WRITTEN PROBLEM A: In the kubectl bug report below, which command, run by two build steps at the same time against different clusters, leads to one of them reporting an incorrect context?
★ ★ ★
GoogleCloudPlatform / cloud-builders

Builder images and examples commonly used for Google Cloud Build
https://cloud.google.com/cloud-build/
Apache License 2.0
1.38k stars 590 forks source link

[BUG] kubectl builder finds wrong context when executed in parallel #990

Closed joekim-0 closed 4 months ago

joekim-0 commented 7 months ago

I have a cloudbuild.yaml file which tries to deploy services onto multiple clusters. However, I have been experiencing issues with deployments getting sent to the wrong cluster, and in debugging have run into some unexpected behavior. In my testing, if 2 build steps execute kubectl config get-contexts at the same time while pointing at different clusters, one of them will be incorrect.

Affected builder image

gcr.io/cloud-builders/kubectl

Expected Behavior

The correct kubectl context is reported, and further actions executed by the builder take place in the indicated context

Actual Behavior

When both kubectl config get-contexts commands are run at roughly the same time against different clusters, both steps indicate the same context.

Steps to Reproduce the Problem

  1. Create a cloudbuild.yml file as follows:

    steps:
    - id: 'Get context #1'
    name: 'gcr.io/cloud-builders/kubectl'
    waitFor: [ '-' ]
    args: [ 'config', 'get-contexts' ]
    env:
      - CLOUDSDK_COMPUTE_ZONE=<zone 1>
      - CLOUDSDK_CONTAINER_CLUSTER=<cluster 1>
    
    - id: 'Get context #2'
    name: 'gcr.io/cloud-builders/kubectl'
    waitFor: [ '-' ]
    args: [ 'config', 'get-contexts' ]
    env:
      - CLOUDSDK_COMPUTE_ZONE=<zone 2>
      - CLOUDSDK_CONTAINER_CLUSTER=<cluster 2>
  2. Execute the build

  3. Observe cloudbuild logs - One of step 0 or step 1 will be incorrect, and should have logs something like this:

    Already have image (with digest): gcr.io/cloud-builders/kubectl
    Running: gcloud container clusters get-credentials --project=<project> --zone=<zone 1> <cluster 1>
    Fetching cluster endpoint and auth data.
    kubeconfig entry generated for <cluster 1>.
★ ★ ★
WRITTEN PROBLEM B: Format the lines of the listing as a numbered list, starting at the line containing "Patent image size: (1045, 1370)." and ending at the line containing "The third LED 412 is at (335, 980).", with blank lines left out.
★ ★ ★
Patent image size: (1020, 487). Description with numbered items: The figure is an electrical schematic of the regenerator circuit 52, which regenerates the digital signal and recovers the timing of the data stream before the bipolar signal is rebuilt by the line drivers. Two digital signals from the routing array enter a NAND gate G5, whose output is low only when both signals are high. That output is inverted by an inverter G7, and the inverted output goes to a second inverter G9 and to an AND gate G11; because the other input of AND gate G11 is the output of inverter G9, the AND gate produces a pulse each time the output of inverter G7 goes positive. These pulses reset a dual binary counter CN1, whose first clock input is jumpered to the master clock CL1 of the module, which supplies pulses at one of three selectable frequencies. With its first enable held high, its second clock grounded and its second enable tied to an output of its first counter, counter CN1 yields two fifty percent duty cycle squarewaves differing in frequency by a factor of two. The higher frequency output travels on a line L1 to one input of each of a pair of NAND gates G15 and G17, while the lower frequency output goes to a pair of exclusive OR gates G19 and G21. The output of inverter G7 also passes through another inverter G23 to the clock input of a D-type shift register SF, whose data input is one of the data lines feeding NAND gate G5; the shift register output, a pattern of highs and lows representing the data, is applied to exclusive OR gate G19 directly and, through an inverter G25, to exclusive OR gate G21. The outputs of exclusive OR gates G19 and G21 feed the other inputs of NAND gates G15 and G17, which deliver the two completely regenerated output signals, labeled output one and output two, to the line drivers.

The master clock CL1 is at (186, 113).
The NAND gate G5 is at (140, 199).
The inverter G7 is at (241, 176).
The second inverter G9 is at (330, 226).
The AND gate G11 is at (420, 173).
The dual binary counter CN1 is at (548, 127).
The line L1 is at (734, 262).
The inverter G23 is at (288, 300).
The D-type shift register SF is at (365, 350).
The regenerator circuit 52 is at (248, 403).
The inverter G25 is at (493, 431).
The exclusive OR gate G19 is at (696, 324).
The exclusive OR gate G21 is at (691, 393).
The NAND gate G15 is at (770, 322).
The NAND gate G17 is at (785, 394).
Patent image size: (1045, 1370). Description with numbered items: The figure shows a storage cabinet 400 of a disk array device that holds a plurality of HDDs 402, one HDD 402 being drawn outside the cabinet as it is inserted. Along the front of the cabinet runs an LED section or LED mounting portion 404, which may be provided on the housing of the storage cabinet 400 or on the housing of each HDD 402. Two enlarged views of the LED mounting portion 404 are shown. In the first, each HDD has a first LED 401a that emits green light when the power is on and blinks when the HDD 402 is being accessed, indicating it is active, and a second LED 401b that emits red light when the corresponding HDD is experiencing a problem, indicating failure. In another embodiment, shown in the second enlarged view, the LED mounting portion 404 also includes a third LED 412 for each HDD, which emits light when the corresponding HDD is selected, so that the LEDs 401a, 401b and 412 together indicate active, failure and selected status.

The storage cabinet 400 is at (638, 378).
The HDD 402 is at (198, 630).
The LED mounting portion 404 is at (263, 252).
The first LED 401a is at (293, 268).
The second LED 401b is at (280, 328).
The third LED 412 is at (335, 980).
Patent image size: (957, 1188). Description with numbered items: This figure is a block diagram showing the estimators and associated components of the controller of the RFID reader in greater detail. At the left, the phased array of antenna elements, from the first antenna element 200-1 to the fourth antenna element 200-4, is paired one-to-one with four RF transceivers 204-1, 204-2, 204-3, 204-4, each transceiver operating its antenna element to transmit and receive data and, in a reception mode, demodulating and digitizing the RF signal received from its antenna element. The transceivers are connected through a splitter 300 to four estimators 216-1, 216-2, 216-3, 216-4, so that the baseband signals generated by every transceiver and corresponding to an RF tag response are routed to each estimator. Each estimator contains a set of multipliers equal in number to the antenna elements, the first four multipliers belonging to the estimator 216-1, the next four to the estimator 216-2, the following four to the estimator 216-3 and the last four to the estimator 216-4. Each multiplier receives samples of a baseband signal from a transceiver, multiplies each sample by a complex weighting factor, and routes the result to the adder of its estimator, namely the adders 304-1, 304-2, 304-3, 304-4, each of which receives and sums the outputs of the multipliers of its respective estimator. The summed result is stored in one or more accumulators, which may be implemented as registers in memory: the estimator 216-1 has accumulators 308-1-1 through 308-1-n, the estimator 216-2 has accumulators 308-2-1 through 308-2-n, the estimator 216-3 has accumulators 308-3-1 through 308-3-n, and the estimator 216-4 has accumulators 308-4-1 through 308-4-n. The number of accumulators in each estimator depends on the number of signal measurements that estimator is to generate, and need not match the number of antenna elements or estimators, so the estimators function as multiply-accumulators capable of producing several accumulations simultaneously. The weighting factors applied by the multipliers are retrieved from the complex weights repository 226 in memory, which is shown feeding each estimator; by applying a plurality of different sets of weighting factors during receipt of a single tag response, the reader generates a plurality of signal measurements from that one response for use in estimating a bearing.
★ ★ ★
FULL OUTPUT A: kubectl config get-contexts

FULL OUTPUT B:
1. Patent image size: (1045, 1370). Description with numbered items: The figure shows a storage cabinet 400 of a disk array device that holds a plurality of HDDs 402, one HDD 402 being drawn outside the cabinet as it is inserted. Along the front of the cabinet runs an LED section or LED mounting portion 404, which may be provided on the housing of the storage cabinet 400 or on the housing of each HDD 402. Two enlarged views of the LED mounting portion 404 are shown. In the first, each HDD has a first LED 401a that emits green light when the power is on and blinks when the HDD 402 is being accessed, indicating it is active, and a second LED 401b that emits red light when the corresponding HDD is experiencing a problem, indicating failure. In another embodiment, shown in the second enlarged view, the LED mounting portion 404 also includes a third LED 412 for each HDD, which emits light when the corresponding HDD is selected, so that the LEDs 401a, 401b and 412 together indicate active, failure and selected status.
2. The storage cabinet 400 is at (638, 378).
3. The HDD 402 is at (198, 630).
4. The LED mounting portion 404 is at (263, 252).
5. The first LED 401a is at (293, 268).
6. The second LED 401b is at (280, 328).
7. The third LED 412 is at (335, 980).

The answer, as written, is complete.